— start of DATA RECORDS —

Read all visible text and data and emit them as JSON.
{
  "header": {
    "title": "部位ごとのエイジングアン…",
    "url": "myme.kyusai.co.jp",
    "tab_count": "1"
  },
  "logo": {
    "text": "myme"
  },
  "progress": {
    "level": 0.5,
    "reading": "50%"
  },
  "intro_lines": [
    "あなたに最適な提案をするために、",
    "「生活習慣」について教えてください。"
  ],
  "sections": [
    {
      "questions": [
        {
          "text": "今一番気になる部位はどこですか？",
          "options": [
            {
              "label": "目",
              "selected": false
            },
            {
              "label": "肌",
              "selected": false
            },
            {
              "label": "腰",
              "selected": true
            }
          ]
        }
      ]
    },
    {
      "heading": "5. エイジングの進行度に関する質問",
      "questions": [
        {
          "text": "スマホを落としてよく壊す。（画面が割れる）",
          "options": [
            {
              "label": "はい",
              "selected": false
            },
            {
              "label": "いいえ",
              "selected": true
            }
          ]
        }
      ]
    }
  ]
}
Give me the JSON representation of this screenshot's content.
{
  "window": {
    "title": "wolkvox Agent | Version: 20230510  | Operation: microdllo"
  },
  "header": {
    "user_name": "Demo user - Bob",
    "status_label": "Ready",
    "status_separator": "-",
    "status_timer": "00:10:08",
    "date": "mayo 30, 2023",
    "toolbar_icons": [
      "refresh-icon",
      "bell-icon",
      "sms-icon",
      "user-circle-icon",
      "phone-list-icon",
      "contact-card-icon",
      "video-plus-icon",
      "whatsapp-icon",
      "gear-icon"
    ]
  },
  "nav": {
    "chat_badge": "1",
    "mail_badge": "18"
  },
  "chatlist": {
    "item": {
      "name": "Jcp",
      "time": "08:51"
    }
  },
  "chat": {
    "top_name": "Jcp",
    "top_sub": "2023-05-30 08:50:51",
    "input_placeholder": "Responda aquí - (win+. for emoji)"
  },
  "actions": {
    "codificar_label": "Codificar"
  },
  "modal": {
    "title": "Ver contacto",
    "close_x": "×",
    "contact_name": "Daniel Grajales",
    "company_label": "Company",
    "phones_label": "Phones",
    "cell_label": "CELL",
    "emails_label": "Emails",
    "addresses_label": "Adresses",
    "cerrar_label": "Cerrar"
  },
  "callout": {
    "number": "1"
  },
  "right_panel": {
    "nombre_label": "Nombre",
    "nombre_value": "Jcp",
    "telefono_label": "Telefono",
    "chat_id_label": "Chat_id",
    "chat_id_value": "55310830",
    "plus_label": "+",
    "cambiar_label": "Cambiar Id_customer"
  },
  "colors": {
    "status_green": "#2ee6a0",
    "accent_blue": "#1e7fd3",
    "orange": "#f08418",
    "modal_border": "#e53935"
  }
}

— end of DATA RECORDS —

**WORK TO COMPLETE**
The records above should all be quoted exactly, please.

**SOLVED PROBLEM**
Read all visible text and data and emit them as JSON.
{
  "header": {
    "title": "部位ごとのエイジングアン…",
    "url": "myme.kyusai.co.jp",
    "tab_count": "1"
  },
  "logo": {
    "text": "myme"
  },
  "progress": {
    "level": 0.5,
    "reading": "50%"
  },
  "intro_lines": [
    "あなたに最適な提案をするために、",
    "「生活習慣」について教えてください。"
  ],
  "sections": [
    {
      "questions": [
        {
          "text": "今一番気になる部位はどこですか？",
          "options": [
            {
              "label": "目",
              "selected": false
            },
            {
              "label": "肌",
              "selected": false
            },
            {
              "label": "腰",
              "selected": true
            }
          ]
        }
      ]
    },
    {
      "heading": "5. エイジングの進行度に関する質問",
      "questions": [
        {
          "text": "スマホを落としてよく壊す。（画面が割れる）",
          "options": [
            {
              "label": "はい",
              "selected": false
            },
            {
              "label": "いいえ",
              "selected": true
            }
          ]
        }
      ]
    }
  ]
}
Give me the JSON representation of this screenshot's content.
{
  "window": {
    "title": "wolkvox Agent | Version: 20230510  | Operation: microdllo"
  },
  "header": {
    "user_name": "Demo user - Bob",
    "status_label": "Ready",
    "status_separator": "-",
    "status_timer": "00:10:08",
    "date": "mayo 30, 2023",
    "toolbar_icons": [
      "refresh-icon",
      "bell-icon",
      "sms-icon",
      "user-circle-icon",
      "phone-list-icon",
      "contact-card-icon",
      "video-plus-icon",
      "whatsapp-icon",
      "gear-icon"
    ]
  },
  "nav": {
    "chat_badge": "1",
    "mail_badge": "18"
  },
  "chatlist": {
    "item": {
      "name": "Jcp",
      "time": "08:51"
    }
  },
  "chat": {
    "top_name": "Jcp",
    "top_sub": "2023-05-30 08:50:51",
    "input_placeholder": "Responda aquí - (win+. for emoji)"
  },
  "actions": {
    "codificar_label": "Codificar"
  },
  "modal": {
    "title": "Ver contacto",
    "close_x": "×",
    "contact_name": "Daniel Grajales",
    "company_label": "Company",
    "phones_label": "Phones",
    "cell_label": "CELL",
    "emails_label": "Emails",
    "addresses_label": "Adresses",
    "cerrar_label": "Cerrar"
  },
  "callout": {
    "number": "1"
  },
  "right_panel": {
    "nombre_label": "Nombre",
    "nombre_value": "Jcp",
    "telefono_label": "Telefono",
    "chat_id_label": "Chat_id",
    "chat_id_value": "55310830",
    "plus_label": "+",
    "cambiar_label": "Cambiar Id_customer"
  },
  "colors": {
    "status_green": "#2ee6a0",
    "accent_blue": "#1e7fd3",
    "orange": "#f08418",
    "modal_border": "#e53935"
  }
}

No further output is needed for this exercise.